[Record list start]

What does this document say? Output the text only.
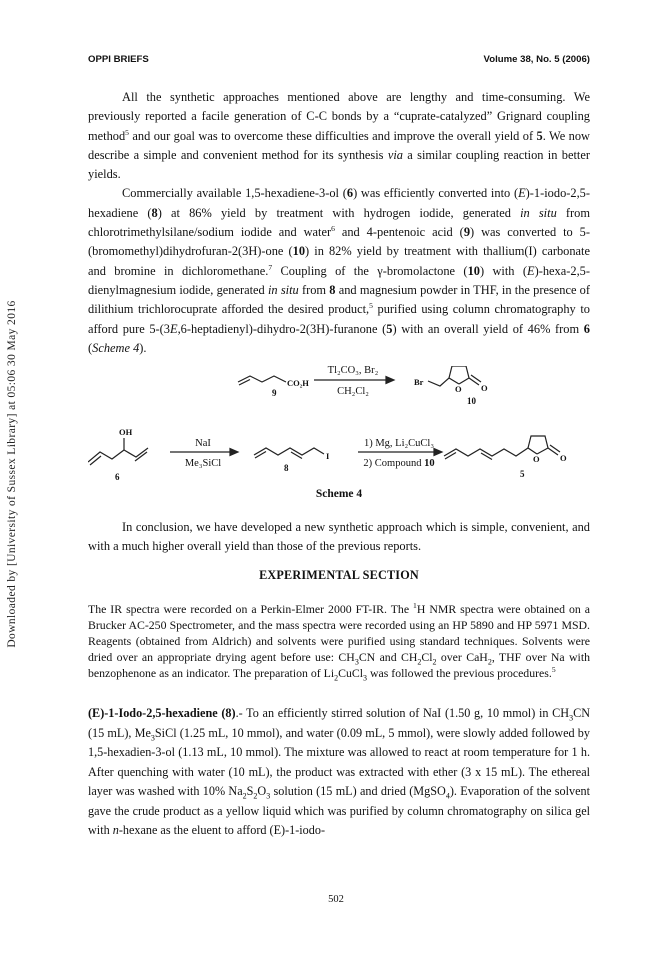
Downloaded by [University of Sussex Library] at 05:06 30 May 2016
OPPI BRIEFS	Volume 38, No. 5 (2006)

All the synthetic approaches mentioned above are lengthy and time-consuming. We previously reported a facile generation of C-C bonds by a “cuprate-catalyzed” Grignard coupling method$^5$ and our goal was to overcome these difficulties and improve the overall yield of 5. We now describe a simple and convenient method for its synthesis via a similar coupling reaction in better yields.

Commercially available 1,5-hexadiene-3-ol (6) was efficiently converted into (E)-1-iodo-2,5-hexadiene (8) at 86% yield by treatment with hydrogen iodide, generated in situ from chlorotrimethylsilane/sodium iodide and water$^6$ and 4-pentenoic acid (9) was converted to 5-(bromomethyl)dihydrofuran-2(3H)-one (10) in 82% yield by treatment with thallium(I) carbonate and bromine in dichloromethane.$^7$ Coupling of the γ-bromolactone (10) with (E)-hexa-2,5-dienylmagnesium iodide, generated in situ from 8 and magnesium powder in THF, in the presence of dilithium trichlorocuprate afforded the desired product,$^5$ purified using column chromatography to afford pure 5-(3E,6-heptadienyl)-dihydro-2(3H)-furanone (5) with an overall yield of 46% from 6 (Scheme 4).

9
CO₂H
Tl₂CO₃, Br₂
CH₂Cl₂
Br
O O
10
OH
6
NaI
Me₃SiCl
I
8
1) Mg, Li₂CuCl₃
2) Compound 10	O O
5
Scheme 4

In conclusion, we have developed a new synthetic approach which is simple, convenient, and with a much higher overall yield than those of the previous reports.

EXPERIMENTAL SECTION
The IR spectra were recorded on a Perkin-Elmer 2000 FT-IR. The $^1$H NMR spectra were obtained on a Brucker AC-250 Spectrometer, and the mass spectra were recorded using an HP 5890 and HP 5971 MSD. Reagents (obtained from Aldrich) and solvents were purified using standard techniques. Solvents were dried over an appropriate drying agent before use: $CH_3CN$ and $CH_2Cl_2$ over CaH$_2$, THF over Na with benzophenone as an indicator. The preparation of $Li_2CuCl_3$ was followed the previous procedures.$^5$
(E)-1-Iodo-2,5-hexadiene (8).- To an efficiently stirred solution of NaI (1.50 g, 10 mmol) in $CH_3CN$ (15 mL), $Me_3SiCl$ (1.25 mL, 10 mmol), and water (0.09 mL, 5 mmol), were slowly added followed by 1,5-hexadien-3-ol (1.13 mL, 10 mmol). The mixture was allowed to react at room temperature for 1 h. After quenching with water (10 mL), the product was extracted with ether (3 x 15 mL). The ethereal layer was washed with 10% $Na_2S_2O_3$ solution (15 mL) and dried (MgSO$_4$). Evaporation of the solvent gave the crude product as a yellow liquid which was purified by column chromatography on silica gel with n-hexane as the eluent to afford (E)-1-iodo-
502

[Record list end]

Filter the data for the string "efficiently" and copy every line that has it.

Commercially available 1,5-hexadiene-3-ol (6) was efficiently converted into (E)-1-iodo-2,5-hexadiene (8) at 86% yield by treatment with hydrogen iodide, generated in situ from chlorotrimethylsilane/sodium iodide and water$^6$ and 4-pentenoic acid (9) was converted to 5-(bromomethyl)dihydrofuran-2(3H)-one (10) in 82% yield by treatment with thallium(I) carbonate and bromine in dichloromethane.$^7$ Coupling of the γ-bromolactone (10) with (E)-hexa-2,5-dienylmagnesium iodide, generated in situ from 8 and magnesium powder in THF, in the presence of dilithium trichlorocuprate afforded the desired product,$^5$ purified using column chromatography to afford pure 5-(3E,6-heptadienyl)-dihydro-2(3H)-furanone (5) with an overall yield of 46% from 6 (Scheme 4).
(E)-1-Iodo-2,5-hexadiene (8).- To an efficiently stirred solution of NaI (1.50 g, 10 mmol) in $CH_3CN$ (15 mL), $Me_3SiCl$ (1.25 mL, 10 mmol), and water (0.09 mL, 5 mmol), were slowly added followed by 1,5-hexadien-3-ol (1.13 mL, 10 mmol). The mixture was allowed to react at room temperature for 1 h. After quenching with water (10 mL), the product was extracted with ether (3 x 15 mL). The ethereal layer was washed with 10% $Na_2S_2O_3$ solution (15 mL) and dried (MgSO$_4$). Evaporation of the solvent gave the crude product as a yellow liquid which was purified by column chromatography on silica gel with n-hexane as the eluent to afford (E)-1-iodo-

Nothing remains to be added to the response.